+++ Items +++

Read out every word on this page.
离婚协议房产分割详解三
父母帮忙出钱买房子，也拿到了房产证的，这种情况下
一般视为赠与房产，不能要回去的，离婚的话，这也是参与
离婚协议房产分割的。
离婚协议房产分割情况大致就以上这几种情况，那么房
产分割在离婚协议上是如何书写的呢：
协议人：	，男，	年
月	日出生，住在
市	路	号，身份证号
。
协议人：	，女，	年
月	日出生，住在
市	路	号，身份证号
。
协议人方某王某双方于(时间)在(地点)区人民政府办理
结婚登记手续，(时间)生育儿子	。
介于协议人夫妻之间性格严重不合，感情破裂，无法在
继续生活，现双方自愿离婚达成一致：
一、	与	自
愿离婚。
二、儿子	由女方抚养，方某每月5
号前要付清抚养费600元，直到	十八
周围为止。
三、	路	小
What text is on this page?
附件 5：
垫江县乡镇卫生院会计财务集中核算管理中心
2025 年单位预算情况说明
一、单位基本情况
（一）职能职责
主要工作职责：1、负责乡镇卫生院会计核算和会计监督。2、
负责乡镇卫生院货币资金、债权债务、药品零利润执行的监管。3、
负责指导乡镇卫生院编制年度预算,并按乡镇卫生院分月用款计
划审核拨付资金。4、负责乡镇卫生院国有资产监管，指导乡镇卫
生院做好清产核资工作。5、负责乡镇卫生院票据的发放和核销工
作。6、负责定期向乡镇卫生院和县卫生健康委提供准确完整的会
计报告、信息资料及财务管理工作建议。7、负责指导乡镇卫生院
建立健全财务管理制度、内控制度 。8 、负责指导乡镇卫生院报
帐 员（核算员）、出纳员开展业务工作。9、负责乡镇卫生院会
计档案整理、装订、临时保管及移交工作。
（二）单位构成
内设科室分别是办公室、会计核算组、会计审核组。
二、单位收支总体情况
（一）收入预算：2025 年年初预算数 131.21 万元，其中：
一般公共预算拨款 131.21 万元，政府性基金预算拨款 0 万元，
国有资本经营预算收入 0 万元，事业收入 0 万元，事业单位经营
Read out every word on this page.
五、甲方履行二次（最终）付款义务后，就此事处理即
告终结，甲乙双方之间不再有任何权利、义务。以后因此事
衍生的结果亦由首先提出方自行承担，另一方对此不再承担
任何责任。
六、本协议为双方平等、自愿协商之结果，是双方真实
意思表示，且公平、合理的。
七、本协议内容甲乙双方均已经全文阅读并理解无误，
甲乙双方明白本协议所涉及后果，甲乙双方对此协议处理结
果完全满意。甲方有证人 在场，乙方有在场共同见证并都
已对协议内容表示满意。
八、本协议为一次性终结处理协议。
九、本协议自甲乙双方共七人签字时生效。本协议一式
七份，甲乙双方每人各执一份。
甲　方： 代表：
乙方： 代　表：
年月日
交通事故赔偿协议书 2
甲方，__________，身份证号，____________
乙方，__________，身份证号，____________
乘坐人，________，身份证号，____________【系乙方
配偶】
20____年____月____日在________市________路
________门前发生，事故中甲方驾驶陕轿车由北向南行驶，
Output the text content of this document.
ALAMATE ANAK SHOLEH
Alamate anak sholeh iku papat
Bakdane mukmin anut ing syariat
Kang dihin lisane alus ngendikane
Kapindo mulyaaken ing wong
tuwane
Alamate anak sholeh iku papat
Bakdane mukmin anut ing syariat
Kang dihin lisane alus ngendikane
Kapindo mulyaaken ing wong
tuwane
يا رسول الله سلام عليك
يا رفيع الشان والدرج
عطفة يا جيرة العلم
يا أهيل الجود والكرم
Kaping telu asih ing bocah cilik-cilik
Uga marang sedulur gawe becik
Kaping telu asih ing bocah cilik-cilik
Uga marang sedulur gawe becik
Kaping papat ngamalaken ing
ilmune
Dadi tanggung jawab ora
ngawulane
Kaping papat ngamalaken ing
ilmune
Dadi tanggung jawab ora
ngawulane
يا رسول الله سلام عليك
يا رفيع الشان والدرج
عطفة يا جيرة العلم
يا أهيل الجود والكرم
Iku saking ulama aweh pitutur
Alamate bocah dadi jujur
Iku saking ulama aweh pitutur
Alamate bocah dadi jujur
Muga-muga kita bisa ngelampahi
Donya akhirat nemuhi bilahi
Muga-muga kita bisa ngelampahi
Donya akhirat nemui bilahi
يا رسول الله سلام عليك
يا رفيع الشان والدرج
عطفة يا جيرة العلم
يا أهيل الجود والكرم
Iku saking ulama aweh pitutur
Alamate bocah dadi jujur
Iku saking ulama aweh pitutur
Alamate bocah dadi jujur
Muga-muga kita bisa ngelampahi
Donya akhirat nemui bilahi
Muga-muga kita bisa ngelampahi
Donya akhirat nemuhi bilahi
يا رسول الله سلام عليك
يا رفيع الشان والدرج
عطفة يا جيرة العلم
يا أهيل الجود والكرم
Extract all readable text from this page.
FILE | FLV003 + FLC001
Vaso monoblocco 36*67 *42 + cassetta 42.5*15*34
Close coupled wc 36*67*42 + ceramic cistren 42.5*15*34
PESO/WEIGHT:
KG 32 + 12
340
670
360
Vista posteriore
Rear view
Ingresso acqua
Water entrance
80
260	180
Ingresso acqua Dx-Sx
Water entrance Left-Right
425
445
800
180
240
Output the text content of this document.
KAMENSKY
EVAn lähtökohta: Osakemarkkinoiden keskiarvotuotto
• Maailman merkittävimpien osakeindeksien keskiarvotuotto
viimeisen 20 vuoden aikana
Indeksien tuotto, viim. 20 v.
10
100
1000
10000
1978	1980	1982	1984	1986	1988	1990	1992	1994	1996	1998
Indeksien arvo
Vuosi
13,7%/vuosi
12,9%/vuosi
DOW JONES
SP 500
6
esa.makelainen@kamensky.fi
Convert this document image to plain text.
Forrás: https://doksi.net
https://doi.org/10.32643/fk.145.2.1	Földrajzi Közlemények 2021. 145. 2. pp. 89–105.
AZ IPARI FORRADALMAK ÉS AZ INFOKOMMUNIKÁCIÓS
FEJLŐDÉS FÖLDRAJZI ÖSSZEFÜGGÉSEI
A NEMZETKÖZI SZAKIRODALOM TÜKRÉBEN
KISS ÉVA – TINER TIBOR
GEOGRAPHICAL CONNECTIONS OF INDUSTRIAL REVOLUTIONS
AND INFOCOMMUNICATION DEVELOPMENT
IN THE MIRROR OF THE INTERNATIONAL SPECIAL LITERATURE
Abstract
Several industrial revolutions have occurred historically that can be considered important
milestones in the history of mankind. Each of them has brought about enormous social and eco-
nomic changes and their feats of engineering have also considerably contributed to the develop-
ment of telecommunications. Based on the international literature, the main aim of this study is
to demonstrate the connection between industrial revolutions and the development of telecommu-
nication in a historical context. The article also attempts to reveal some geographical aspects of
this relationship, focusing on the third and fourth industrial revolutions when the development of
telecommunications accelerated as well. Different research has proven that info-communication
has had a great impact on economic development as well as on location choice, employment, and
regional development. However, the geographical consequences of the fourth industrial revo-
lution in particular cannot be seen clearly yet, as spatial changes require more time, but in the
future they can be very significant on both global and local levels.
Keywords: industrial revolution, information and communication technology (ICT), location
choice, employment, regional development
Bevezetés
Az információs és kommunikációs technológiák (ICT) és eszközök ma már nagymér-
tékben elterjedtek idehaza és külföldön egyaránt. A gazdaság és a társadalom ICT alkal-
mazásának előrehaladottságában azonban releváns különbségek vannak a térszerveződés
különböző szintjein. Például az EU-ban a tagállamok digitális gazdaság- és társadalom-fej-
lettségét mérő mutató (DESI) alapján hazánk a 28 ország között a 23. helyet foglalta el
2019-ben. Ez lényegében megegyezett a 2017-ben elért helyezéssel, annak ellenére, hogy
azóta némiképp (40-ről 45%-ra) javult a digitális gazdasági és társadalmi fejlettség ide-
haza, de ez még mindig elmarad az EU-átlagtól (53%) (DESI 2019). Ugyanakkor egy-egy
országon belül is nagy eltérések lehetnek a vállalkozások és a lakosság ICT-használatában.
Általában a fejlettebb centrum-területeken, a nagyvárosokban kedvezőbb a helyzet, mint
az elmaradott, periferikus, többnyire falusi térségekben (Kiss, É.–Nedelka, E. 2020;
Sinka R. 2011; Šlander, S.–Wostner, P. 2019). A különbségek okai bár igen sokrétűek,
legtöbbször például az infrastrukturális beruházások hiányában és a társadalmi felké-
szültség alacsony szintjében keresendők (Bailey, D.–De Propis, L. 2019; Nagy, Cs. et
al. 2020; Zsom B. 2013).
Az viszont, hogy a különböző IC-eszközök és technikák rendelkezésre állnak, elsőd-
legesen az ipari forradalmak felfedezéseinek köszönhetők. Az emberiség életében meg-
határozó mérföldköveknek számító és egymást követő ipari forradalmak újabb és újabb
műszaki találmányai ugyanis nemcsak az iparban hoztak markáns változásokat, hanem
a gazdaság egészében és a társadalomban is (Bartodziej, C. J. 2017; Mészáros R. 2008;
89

+++

Which lines contain the word "employment"? Copy each of them.

● **Task output**
has had a great impact on economic development as well as on location choice, employment, and
choice, employment, regional development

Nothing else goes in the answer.